__Task details__
The records below must be transcribed exactly. Do not include the pictures.

__Stored data__
** BEGIN **
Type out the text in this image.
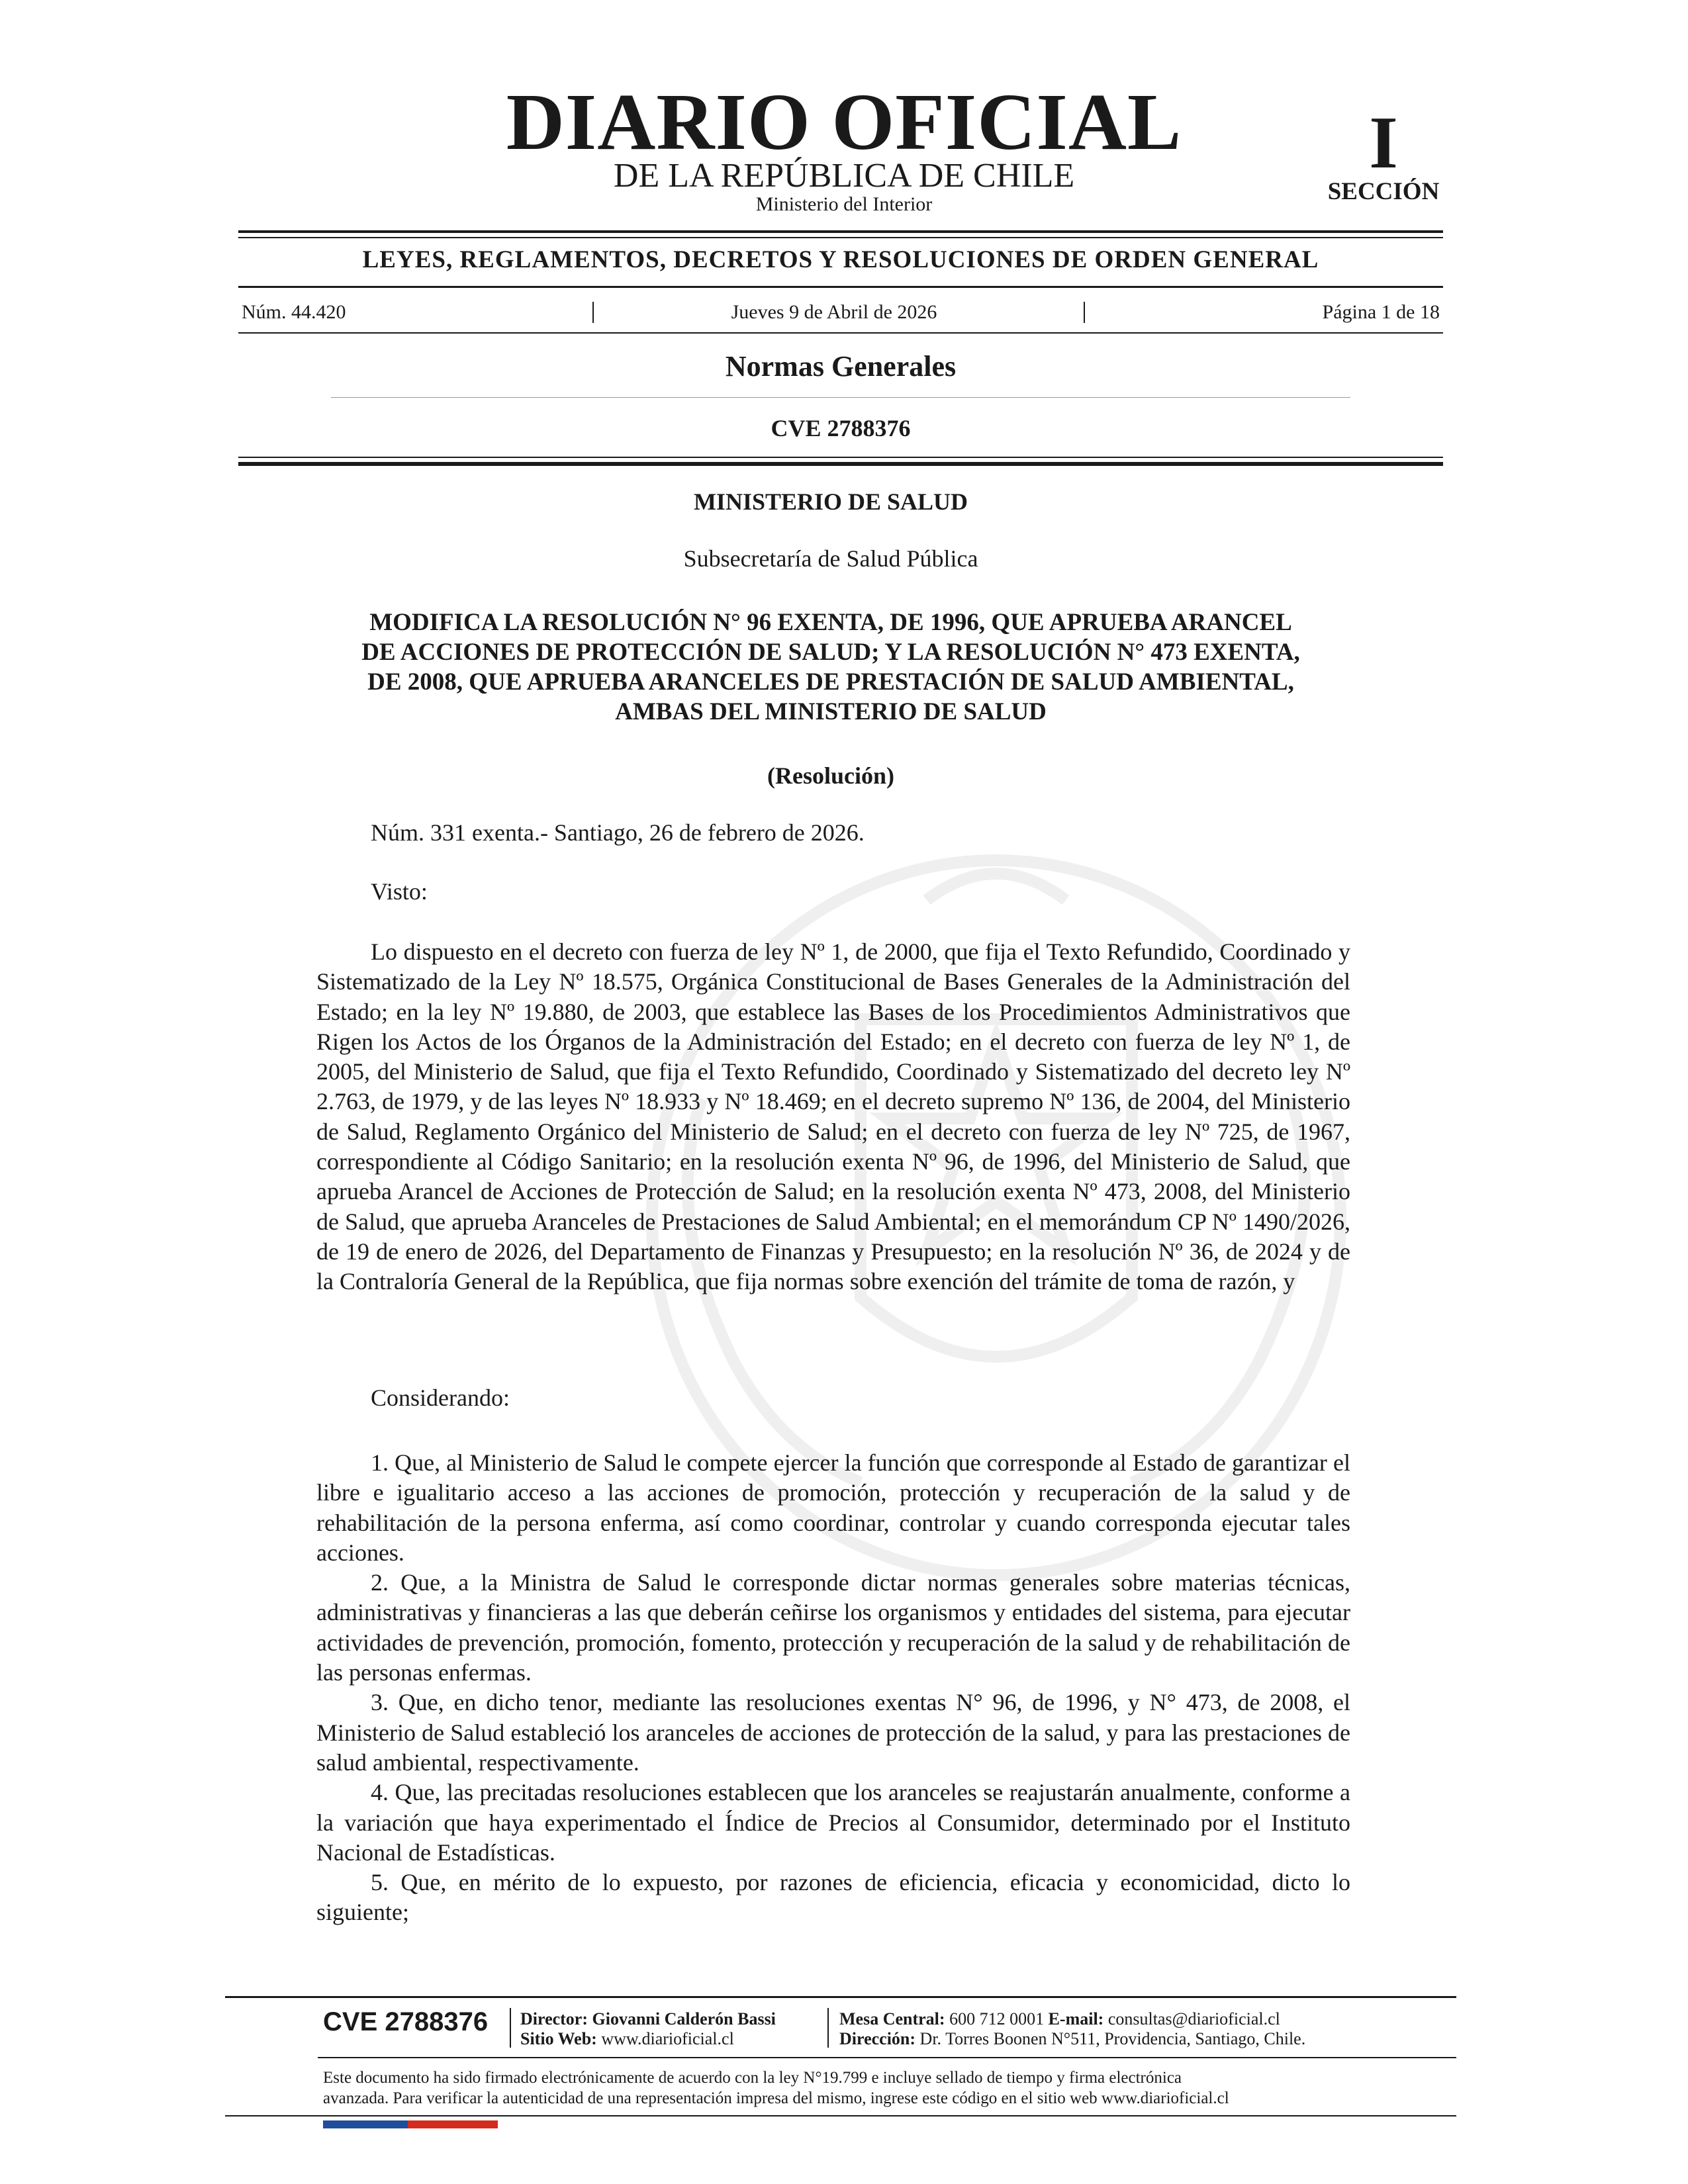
DIARIO OFICIAL
DE LA REPÚBLICA DE CHILE
Ministerio del Interior
I
SECCIÓN
LEYES, REGLAMENTOS, DECRETOS Y RESOLUCIONES DE ORDEN GENERAL
Núm. 44.420	Jueves 9 de Abril de 2026	Página 1 de 18
Normas Generales
CVE 2788376
MINISTERIO DE SALUD
Subsecretaría de Salud Pública
MODIFICA LA RESOLUCIÓN N° 96 EXENTA, DE 1996, QUE APRUEBA ARANCEL
DE ACCIONES DE PROTECCIÓN DE SALUD; Y LA RESOLUCIÓN N° 473 EXENTA,
DE 2008, QUE APRUEBA ARANCELES DE PRESTACIÓN DE SALUD AMBIENTAL,
AMBAS DEL MINISTERIO DE SALUD
(Resolución)
Núm. 331 exenta.- Santiago, 26 de febrero de 2026.
Visto:
Lo dispuesto en el decreto con fuerza de ley Nº 1, de 2000, que fija el Texto Refundido, Coordinado y Sistematizado de la Ley Nº 18.575, Orgánica Constitucional de Bases Generales de la Administración del Estado; en la ley Nº 19.880, de 2003, que establece las Bases de los Procedimientos Administrativos que Rigen los Actos de los Órganos de la Administración del Estado; en el decreto con fuerza de ley Nº 1, de 2005, del Ministerio de Salud, que fija el Texto Refundido, Coordinado y Sistematizado del decreto ley Nº 2.763, de 1979, y de las leyes Nº 18.933 y Nº 18.469; en el decreto supremo Nº 136, de 2004, del Ministerio de Salud, Reglamento Orgánico del Ministerio de Salud; en el decreto con fuerza de ley Nº 725, de 1967, correspondiente al Código Sanitario; en la resolución exenta Nº 96, de 1996, del Ministerio de Salud, que aprueba Arancel de Acciones de Protección de Salud; en la resolución exenta Nº 473, 2008, del Ministerio de Salud, que aprueba Aranceles de Prestaciones de Salud Ambiental; en el memorándum CP Nº 1490/2026, de 19 de enero de 2026, del Departamento de Finanzas y Presupuesto; en la resolución Nº 36, de 2024 y de la Contraloría General de la República, que fija normas sobre exención del trámite de toma de razón, y
Considerando:

1. Que, al Ministerio de Salud le compete ejercer la función que corresponde al Estado de garantizar el libre e igualitario acceso a las acciones de promoción, protección y recuperación de la salud y de rehabilitación de la persona enferma, así como coordinar, controlar y cuando corresponda ejecutar tales acciones.

2. Que, a la Ministra de Salud le corresponde dictar normas generales sobre materias técnicas, administrativas y financieras a las que deberán ceñirse los organismos y entidades del sistema, para ejecutar actividades de prevención, promoción, fomento, protección y recuperación de la salud y de rehabilitación de las personas enfermas.

3. Que, en dicho tenor, mediante las resoluciones exentas N° 96, de 1996, y N° 473, de 2008, el Ministerio de Salud estableció los aranceles de acciones de protección de la salud, y para las prestaciones de salud ambiental, respectivamente.

4. Que, las precitadas resoluciones establecen que los aranceles se reajustarán anualmente, conforme a la variación que haya experimentado el Índice de Precios al Consumidor, determinado por el Instituto Nacional de Estadísticas.

5. Que, en mérito de lo expuesto, por razones de eficiencia, eficacia y economicidad, dicto lo siguiente;

CVE 2788376 Director: Giovanni Calderón Bassi
Sitio Web: www.diarioficial.cl
Mesa Central: 600 712 0001 E-mail: consultas@diarioficial.cl
Dirección: Dr. Torres Boonen N°511, Providencia, Santiago, Chile.
Este documento ha sido firmado electrónicamente de acuerdo con la ley N°19.799 e incluye sellado de tiempo y firma electrónica
avanzada. Para verificar la autenticidad de una representación impresa del mismo, ingrese este código en el sitio web www.diarioficial.cl
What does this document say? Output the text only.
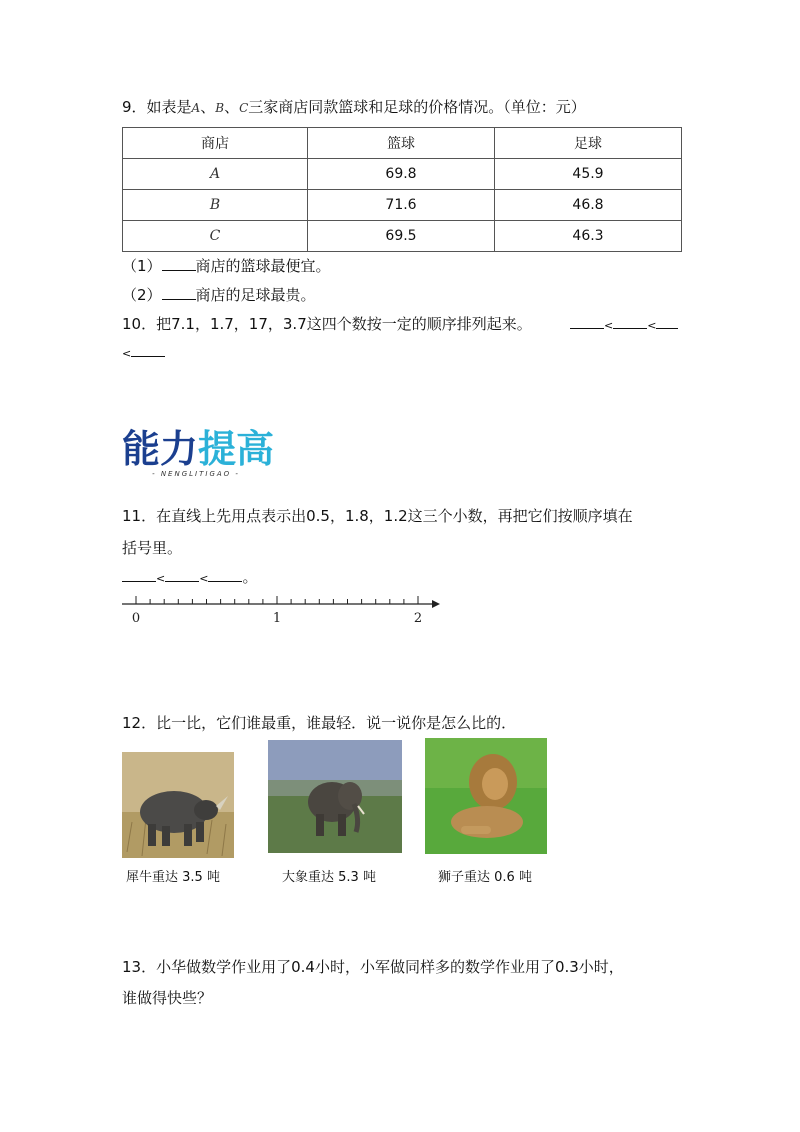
9．如表是A、B、C三家商店同款篮球和足球的价格情况。（单位：元）
商店	篮球	足球
A	69.8	45.9
B	71.6	46.8
C	69.5	46.3
（1） 商店的篮球最便宜。
（2） 商店的足球最贵。
10．把7.1，1.7，17，3.7这四个数按一定的顺序排列起来。	<	<
<
能力提高
- NENGLITIGAO -
11．在直线上先用点表示出0.5，1.8，1.2这三个小数，再把它们按顺序填在
括号里。
<	< 。
0	1	2
12．比一比，它们谁最重，谁最轻．说一说你是怎么比的．
犀牛重达 3.5 吨	大象重达 5.3 吨	狮子重达 0.6 吨
13．小华做数学作业用了0.4小时，小军做同样多的数学作业用了0.3小时，
谁做得快些？
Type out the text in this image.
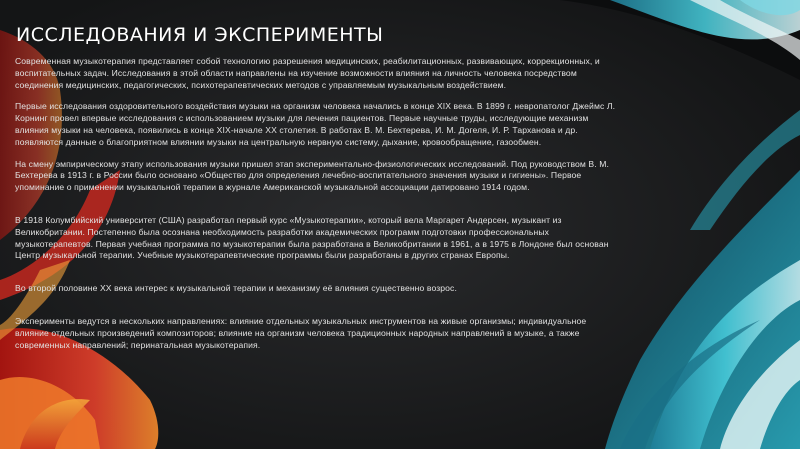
ИССЛЕДОВАНИЯ И ЭКСПЕРИМЕНТЫ

Современная музыкотерапия представляет собой технологию разрешения медицинских, реабилитационных, развивающих, коррекционных, и воспитательных задач. Исследования в этой области направлены на изучение возможности влияния на личность человека посредством соединения медицинских, педагогических, психотерапевтических методов с управляемым музыкальным воздействием.

Первые исследования оздоровительного воздействия музыки на организм человека начались в конце XIX века. В 1899 г. невропатолог Джеймс Л. Корнинг провел впервые исследования с использованием музыки для лечения пациентов. Первые научные труды, исследующие механизм влияния музыки на человека, появились в конце XIX-начале XX столетия. В работах В. М. Бехтерева, И. М. Догеля, И. Р. Тарханова и др. появляются данные о благоприятном влиянии музыки на центральную нервную систему, дыхание, кровообращение, газообмен.

На смену эмпирическому этапу использования музыки пришел этап экспериментально-физиологических исследований. Под руководством В. М. Бехтерева в 1913 г. в России было основано «Общество для определения лечебно-воспитательного значения музыки и гигиены». Первое упоминание о применении музыкальной терапии в журнале Американской музыкальной ассоциации датировано 1914 годом.

В 1918 Колумбийский университет (США) разработал первый курс «Музыкотерапии», который вела Маргарет Андерсен, музыкант из Великобритании. Постепенно была осознана необходимость разработки академических программ подготовки профессиональных музыкотерапевтов. Первая учебная программа по музыкотерапии была разработана в Великобритании в 1961, а в 1975 в Лондоне был основан Центр музыкальной терапии. Учебные музыкотерапевтические программы были разработаны в других странах Европы.

Во второй половине XX века интерес к музыкальной терапии и механизму её влияния существенно возрос.

Эксперименты ведутся в нескольких направлениях: влияние отдельных музыкальных инструментов на живые организмы; индивидуальное влияние отдельных произведений композиторов; влияние на организм человека традиционных народных направлений в музыке, а также современных направлений; перинатальная музыкотерапия.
** END **
__Written solution__
Type out the text in this image.
DIARIO OFICIAL
DE LA REPÚBLICA DE CHILE
Ministerio del Interior
I
SECCIÓN
LEYES, REGLAMENTOS, DECRETOS Y RESOLUCIONES DE ORDEN GENERAL
Núm. 44.420	Jueves 9 de Abril de 2026	Página 1 de 18
Normas Generales
CVE 2788376
MINISTERIO DE SALUD
Subsecretaría de Salud Pública
MODIFICA LA RESOLUCIÓN N° 96 EXENTA, DE 1996, QUE APRUEBA ARANCEL
DE ACCIONES DE PROTECCIÓN DE SALUD; Y LA RESOLUCIÓN N° 473 EXENTA,
DE 2008, QUE APRUEBA ARANCELES DE PRESTACIÓN DE SALUD AMBIENTAL,
AMBAS DEL MINISTERIO DE SALUD
(Resolución)
Núm. 331 exenta.- Santiago, 26 de febrero de 2026.
Visto:
Lo dispuesto en el decreto con fuerza de ley Nº 1, de 2000, que fija el Texto Refundido, Coordinado y Sistematizado de la Ley Nº 18.575, Orgánica Constitucional de Bases Generales de la Administración del Estado; en la ley Nº 19.880, de 2003, que establece las Bases de los Procedimientos Administrativos que Rigen los Actos de los Órganos de la Administración del Estado; en el decreto con fuerza de ley Nº 1, de 2005, del Ministerio de Salud, que fija el Texto Refundido, Coordinado y Sistematizado del decreto ley Nº 2.763, de 1979, y de las leyes Nº 18.933 y Nº 18.469; en el decreto supremo Nº 136, de 2004, del Ministerio de Salud, Reglamento Orgánico del Ministerio de Salud; en el decreto con fuerza de ley Nº 725, de 1967, correspondiente al Código Sanitario; en la resolución exenta Nº 96, de 1996, del Ministerio de Salud, que aprueba Arancel de Acciones de Protección de Salud; en la resolución exenta Nº 473, 2008, del Ministerio de Salud, que aprueba Aranceles de Prestaciones de Salud Ambiental; en el memorándum CP Nº 1490/2026, de 19 de enero de 2026, del Departamento de Finanzas y Presupuesto; en la resolución Nº 36, de 2024 y de la Contraloría General de la República, que fija normas sobre exención del trámite de toma de razón, y
Considerando:

1. Que, al Ministerio de Salud le compete ejercer la función que corresponde al Estado de garantizar el libre e igualitario acceso a las acciones de promoción, protección y recuperación de la salud y de rehabilitación de la persona enferma, así como coordinar, controlar y cuando corresponda ejecutar tales acciones.

2. Que, a la Ministra de Salud le corresponde dictar normas generales sobre materias técnicas, administrativas y financieras a las que deberán ceñirse los organismos y entidades del sistema, para ejecutar actividades de prevención, promoción, fomento, protección y recuperación de la salud y de rehabilitación de las personas enfermas.

3. Que, en dicho tenor, mediante las resoluciones exentas N° 96, de 1996, y N° 473, de 2008, el Ministerio de Salud estableció los aranceles de acciones de protección de la salud, y para las prestaciones de salud ambiental, respectivamente.

4. Que, las precitadas resoluciones establecen que los aranceles se reajustarán anualmente, conforme a la variación que haya experimentado el Índice de Precios al Consumidor, determinado por el Instituto Nacional de Estadísticas.

5. Que, en mérito de lo expuesto, por razones de eficiencia, eficacia y economicidad, dicto lo siguiente;

CVE 2788376 Director: Giovanni Calderón Bassi
Sitio Web: www.diarioficial.cl
Mesa Central: 600 712 0001 E-mail: consultas@diarioficial.cl
Dirección: Dr. Torres Boonen N°511, Providencia, Santiago, Chile.
Este documento ha sido firmado electrónicamente de acuerdo con la ley N°19.799 e incluye sellado de tiempo y firma electrónica
avanzada. Para verificar la autenticidad de una representación impresa del mismo, ingrese este código en el sitio web www.diarioficial.cl
What does this document say? Output the text only.
9．如表是A、B、C三家商店同款篮球和足球的价格情况。（单位：元）
商店	篮球	足球
A	69.8	45.9
B	71.6	46.8
C	69.5	46.3
（1） 商店的篮球最便宜。
（2） 商店的足球最贵。
10．把7.1，1.7，17，3.7这四个数按一定的顺序排列起来。	<	<
<
能力提高
- NENGLITIGAO -
11．在直线上先用点表示出0.5，1.8，1.2这三个小数，再把它们按顺序填在
括号里。
<	< 。
0	1	2
12．比一比，它们谁最重，谁最轻．说一说你是怎么比的．
犀牛重达 3.5 吨	大象重达 5.3 吨	狮子重达 0.6 吨
13．小华做数学作业用了0.4小时，小军做同样多的数学作业用了0.3小时，
谁做得快些？
Type out the text in this image.
ИССЛЕДОВАНИЯ И ЭКСПЕРИМЕНТЫ

Современная музыкотерапия представляет собой технологию разрешения медицинских, реабилитационных, развивающих, коррекционных, и воспитательных задач. Исследования в этой области направлены на изучение возможности влияния на личность человека посредством соединения медицинских, педагогических, психотерапевтических методов с управляемым музыкальным воздействием.

Первые исследования оздоровительного воздействия музыки на организм человека начались в конце XIX века. В 1899 г. невропатолог Джеймс Л. Корнинг провел впервые исследования с использованием музыки для лечения пациентов. Первые научные труды, исследующие механизм влияния музыки на человека, появились в конце XIX-начале XX столетия. В работах В. М. Бехтерева, И. М. Догеля, И. Р. Тарханова и др. появляются данные о благоприятном влиянии музыки на центральную нервную систему, дыхание, кровообращение, газообмен.

На смену эмпирическому этапу использования музыки пришел этап экспериментально-физиологических исследований. Под руководством В. М. Бехтерева в 1913 г. в России было основано «Общество для определения лечебно-воспитательного значения музыки и гигиены». Первое упоминание о применении музыкальной терапии в журнале Американской музыкальной ассоциации датировано 1914 годом.

В 1918 Колумбийский университет (США) разработал первый курс «Музыкотерапии», который вела Маргарет Андерсен, музыкант из Великобритании. Постепенно была осознана необходимость разработки академических программ подготовки профессиональных музыкотерапевтов. Первая учебная программа по музыкотерапии была разработана в Великобритании в 1961, а в 1975 в Лондоне был основан Центр музыкальной терапии. Учебные музыкотерапевтические программы были разработаны в других странах Европы.

Во второй половине XX века интерес к музыкальной терапии и механизму её влияния существенно возрос.

Эксперименты ведутся в нескольких направлениях: влияние отдельных музыкальных инструментов на живые организмы; индивидуальное влияние отдельных произведений композиторов; влияние на организм человека традиционных народных направлений в музыке, а также современных направлений; перинатальная музыкотерапия.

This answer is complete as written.